WHAT THIS TASK INVOLVES:
Please output the entries below from the line that contains "Convert this document image to plain text." through the final line, reproduced exactly and alone.

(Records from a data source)
════

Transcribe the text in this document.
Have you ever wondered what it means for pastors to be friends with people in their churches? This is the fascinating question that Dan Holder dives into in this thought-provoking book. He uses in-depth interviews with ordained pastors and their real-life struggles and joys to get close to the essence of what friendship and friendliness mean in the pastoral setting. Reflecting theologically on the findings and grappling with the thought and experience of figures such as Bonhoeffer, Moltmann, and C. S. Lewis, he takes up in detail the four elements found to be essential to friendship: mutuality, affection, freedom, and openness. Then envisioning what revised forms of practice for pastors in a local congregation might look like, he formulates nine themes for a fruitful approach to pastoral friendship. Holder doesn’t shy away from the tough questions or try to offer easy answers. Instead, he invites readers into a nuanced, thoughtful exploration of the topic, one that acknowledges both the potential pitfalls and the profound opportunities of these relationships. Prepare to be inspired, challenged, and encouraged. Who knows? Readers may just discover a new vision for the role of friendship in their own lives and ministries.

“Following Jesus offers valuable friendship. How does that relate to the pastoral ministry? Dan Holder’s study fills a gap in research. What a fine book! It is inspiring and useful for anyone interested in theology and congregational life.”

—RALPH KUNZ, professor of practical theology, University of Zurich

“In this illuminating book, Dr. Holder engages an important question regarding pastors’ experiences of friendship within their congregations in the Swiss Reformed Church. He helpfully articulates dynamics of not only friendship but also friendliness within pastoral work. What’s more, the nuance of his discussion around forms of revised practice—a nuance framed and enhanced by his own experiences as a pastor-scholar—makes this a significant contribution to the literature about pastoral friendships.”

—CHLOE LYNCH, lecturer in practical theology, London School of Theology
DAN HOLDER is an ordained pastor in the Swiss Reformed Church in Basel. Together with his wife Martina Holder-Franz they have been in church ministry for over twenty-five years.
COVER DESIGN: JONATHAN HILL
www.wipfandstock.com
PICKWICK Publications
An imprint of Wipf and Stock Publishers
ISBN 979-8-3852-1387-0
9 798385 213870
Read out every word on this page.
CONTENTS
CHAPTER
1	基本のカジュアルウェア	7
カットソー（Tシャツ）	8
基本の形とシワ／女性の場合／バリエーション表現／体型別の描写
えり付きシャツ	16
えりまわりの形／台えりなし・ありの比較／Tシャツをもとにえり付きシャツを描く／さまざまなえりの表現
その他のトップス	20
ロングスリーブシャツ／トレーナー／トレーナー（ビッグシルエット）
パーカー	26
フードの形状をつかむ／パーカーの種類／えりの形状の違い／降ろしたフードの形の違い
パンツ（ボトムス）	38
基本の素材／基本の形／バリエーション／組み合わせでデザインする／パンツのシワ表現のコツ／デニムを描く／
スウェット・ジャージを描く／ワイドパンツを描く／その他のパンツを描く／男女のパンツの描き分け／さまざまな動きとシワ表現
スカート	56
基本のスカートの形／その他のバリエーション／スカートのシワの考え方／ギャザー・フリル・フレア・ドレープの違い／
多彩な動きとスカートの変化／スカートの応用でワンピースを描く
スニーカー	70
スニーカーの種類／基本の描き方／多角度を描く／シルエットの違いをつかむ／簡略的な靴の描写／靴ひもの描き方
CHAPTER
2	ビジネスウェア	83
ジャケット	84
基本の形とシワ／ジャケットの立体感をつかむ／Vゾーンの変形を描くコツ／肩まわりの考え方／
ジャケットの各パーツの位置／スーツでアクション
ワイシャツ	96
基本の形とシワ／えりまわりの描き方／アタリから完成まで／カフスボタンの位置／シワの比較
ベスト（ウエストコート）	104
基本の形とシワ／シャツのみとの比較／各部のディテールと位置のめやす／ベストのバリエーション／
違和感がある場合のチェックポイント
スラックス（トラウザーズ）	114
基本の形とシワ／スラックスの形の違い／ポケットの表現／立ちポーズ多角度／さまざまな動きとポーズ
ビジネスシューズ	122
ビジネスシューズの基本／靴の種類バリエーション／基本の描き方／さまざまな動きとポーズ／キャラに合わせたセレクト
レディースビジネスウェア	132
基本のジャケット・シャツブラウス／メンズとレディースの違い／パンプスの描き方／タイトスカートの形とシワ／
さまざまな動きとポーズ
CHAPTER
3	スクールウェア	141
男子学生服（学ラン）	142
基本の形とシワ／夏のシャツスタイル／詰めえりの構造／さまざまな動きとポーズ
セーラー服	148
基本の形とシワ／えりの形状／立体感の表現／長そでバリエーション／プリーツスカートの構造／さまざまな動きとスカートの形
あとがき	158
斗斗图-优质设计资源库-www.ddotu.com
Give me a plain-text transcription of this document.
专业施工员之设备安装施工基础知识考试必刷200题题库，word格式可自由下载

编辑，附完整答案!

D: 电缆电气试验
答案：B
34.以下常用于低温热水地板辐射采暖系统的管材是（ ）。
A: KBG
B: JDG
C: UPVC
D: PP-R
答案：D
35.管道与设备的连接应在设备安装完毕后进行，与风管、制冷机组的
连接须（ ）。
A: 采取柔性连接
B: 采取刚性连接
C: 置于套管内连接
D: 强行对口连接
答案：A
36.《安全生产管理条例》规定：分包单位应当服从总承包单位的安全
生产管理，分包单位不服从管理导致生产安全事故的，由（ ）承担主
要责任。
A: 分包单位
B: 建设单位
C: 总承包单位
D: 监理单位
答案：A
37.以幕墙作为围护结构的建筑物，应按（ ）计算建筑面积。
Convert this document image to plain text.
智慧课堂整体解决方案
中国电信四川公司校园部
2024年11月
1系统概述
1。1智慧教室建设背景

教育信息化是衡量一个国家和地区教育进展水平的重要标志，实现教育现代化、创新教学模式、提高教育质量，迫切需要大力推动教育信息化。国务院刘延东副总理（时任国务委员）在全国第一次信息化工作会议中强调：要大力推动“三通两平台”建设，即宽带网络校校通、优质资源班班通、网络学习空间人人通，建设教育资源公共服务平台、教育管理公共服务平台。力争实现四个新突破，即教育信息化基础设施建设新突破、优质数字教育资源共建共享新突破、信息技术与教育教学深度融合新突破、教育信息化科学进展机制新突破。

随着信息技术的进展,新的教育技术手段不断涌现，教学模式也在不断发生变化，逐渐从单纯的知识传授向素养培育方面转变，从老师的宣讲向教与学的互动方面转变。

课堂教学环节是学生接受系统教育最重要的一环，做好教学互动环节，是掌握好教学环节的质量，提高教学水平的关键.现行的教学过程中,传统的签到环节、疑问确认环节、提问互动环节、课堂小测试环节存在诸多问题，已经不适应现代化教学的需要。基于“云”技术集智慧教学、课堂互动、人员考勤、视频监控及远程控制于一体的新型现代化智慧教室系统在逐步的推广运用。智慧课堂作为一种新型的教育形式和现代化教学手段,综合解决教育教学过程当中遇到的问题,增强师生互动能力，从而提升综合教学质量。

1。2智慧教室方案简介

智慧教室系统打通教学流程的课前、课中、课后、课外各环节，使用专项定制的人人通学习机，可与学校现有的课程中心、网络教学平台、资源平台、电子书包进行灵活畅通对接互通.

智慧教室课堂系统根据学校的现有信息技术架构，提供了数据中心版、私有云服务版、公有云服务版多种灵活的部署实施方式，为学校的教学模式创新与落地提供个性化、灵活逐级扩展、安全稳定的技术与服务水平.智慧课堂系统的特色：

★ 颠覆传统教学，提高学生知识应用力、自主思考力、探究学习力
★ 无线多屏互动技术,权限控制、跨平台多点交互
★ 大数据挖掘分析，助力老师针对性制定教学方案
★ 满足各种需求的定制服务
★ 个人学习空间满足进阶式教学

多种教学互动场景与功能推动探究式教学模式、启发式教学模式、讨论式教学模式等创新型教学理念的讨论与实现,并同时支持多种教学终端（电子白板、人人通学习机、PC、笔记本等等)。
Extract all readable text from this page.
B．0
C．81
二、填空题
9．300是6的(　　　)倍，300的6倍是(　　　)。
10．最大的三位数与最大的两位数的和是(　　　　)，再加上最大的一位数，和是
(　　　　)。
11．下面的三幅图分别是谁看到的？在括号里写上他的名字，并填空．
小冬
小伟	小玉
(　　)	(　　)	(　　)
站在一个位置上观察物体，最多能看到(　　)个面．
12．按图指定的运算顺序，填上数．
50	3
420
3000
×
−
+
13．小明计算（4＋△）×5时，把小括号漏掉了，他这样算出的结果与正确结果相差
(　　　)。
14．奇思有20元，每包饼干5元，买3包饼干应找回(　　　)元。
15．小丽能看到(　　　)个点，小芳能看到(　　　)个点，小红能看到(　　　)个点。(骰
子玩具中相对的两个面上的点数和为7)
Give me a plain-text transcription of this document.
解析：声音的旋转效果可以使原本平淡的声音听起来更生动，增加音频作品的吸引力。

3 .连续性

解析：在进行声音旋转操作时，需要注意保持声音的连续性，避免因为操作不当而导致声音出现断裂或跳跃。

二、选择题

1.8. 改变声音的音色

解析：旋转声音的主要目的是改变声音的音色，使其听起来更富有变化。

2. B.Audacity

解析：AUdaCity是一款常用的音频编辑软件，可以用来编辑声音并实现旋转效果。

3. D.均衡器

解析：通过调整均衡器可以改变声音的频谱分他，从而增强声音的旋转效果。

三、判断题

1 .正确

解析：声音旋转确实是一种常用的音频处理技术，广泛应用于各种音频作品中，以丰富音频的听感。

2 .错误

════

RESPONSE TO THE EXERCISE:
Convert this document image to plain text.
智慧课堂整体解决方案
中国电信四川公司校园部
2024年11月
1系统概述
1。1智慧教室建设背景

教育信息化是衡量一个国家和地区教育进展水平的重要标志，实现教育现代化、创新教学模式、提高教育质量，迫切需要大力推动教育信息化。国务院刘延东副总理（时任国务委员）在全国第一次信息化工作会议中强调：要大力推动“三通两平台”建设，即宽带网络校校通、优质资源班班通、网络学习空间人人通，建设教育资源公共服务平台、教育管理公共服务平台。力争实现四个新突破，即教育信息化基础设施建设新突破、优质数字教育资源共建共享新突破、信息技术与教育教学深度融合新突破、教育信息化科学进展机制新突破。

随着信息技术的进展,新的教育技术手段不断涌现，教学模式也在不断发生变化，逐渐从单纯的知识传授向素养培育方面转变，从老师的宣讲向教与学的互动方面转变。

课堂教学环节是学生接受系统教育最重要的一环，做好教学互动环节，是掌握好教学环节的质量，提高教学水平的关键.现行的教学过程中,传统的签到环节、疑问确认环节、提问互动环节、课堂小测试环节存在诸多问题，已经不适应现代化教学的需要。基于“云”技术集智慧教学、课堂互动、人员考勤、视频监控及远程控制于一体的新型现代化智慧教室系统在逐步的推广运用。智慧课堂作为一种新型的教育形式和现代化教学手段,综合解决教育教学过程当中遇到的问题,增强师生互动能力，从而提升综合教学质量。

1。2智慧教室方案简介

智慧教室系统打通教学流程的课前、课中、课后、课外各环节，使用专项定制的人人通学习机，可与学校现有的课程中心、网络教学平台、资源平台、电子书包进行灵活畅通对接互通.

智慧教室课堂系统根据学校的现有信息技术架构，提供了数据中心版、私有云服务版、公有云服务版多种灵活的部署实施方式，为学校的教学模式创新与落地提供个性化、灵活逐级扩展、安全稳定的技术与服务水平.智慧课堂系统的特色：

★ 颠覆传统教学，提高学生知识应用力、自主思考力、探究学习力
★ 无线多屏互动技术,权限控制、跨平台多点交互
★ 大数据挖掘分析，助力老师针对性制定教学方案
★ 满足各种需求的定制服务
★ 个人学习空间满足进阶式教学

多种教学互动场景与功能推动探究式教学模式、启发式教学模式、讨论式教学模式等创新型教学理念的讨论与实现,并同时支持多种教学终端（电子白板、人人通学习机、PC、笔记本等等)。
Extract all readable text from this page.
B．0
C．81
二、填空题
9．300是6的(　　　)倍，300的6倍是(　　　)。
10．最大的三位数与最大的两位数的和是(　　　　)，再加上最大的一位数，和是
(　　　　)。
11．下面的三幅图分别是谁看到的？在括号里写上他的名字，并填空．
小冬
小伟	小玉
(　　)	(　　)	(　　)
站在一个位置上观察物体，最多能看到(　　)个面．
12．按图指定的运算顺序，填上数．
50	3
420
3000
×
−
+
13．小明计算（4＋△）×5时，把小括号漏掉了，他这样算出的结果与正确结果相差
(　　　)。
14．奇思有20元，每包饼干5元，买3包饼干应找回(　　　)元。
15．小丽能看到(　　　)个点，小芳能看到(　　　)个点，小红能看到(　　　)个点。(骰
子玩具中相对的两个面上的点数和为7)
Give me a plain-text transcription of this document.
解析：声音的旋转效果可以使原本平淡的声音听起来更生动，增加音频作品的吸引力。

3 .连续性

解析：在进行声音旋转操作时，需要注意保持声音的连续性，避免因为操作不当而导致声音出现断裂或跳跃。

二、选择题

1.8. 改变声音的音色

解析：旋转声音的主要目的是改变声音的音色，使其听起来更富有变化。

2. B.Audacity

解析：AUdaCity是一款常用的音频编辑软件，可以用来编辑声音并实现旋转效果。

3. D.均衡器

解析：通过调整均衡器可以改变声音的频谱分他，从而增强声音的旋转效果。

三、判断题

1 .正确

解析：声音旋转确实是一种常用的音频处理技术，广泛应用于各种音频作品中，以丰富音频的听感。

2 .错误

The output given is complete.